▸ REQUIREMENTS
From the entries that follow, pick out all lines holding "this".

▸ EXCERPTED DATA
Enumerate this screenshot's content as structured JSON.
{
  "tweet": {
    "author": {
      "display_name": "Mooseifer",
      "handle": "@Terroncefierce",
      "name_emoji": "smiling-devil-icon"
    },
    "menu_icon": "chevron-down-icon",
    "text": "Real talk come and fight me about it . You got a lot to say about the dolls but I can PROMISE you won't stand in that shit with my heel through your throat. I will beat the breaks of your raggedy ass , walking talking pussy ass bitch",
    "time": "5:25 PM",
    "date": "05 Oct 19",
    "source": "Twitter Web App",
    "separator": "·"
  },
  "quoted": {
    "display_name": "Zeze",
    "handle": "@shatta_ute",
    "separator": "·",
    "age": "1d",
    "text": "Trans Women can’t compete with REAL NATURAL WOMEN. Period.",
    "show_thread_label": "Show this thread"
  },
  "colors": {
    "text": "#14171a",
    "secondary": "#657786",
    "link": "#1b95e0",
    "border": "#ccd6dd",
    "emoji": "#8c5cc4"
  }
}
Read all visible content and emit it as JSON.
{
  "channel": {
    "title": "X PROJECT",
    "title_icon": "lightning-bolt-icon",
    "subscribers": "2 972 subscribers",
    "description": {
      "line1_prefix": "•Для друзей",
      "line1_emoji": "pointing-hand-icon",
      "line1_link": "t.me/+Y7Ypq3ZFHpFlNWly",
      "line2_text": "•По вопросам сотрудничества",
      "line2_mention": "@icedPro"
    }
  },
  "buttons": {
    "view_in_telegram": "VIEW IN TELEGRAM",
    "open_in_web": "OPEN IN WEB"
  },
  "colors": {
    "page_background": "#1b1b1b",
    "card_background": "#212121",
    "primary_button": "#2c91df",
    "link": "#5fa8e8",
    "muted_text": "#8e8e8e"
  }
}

▸ TASK ANSWER
Enumerate this screenshot's content as structured JSON.
    "show_thread_label": "Show this thread"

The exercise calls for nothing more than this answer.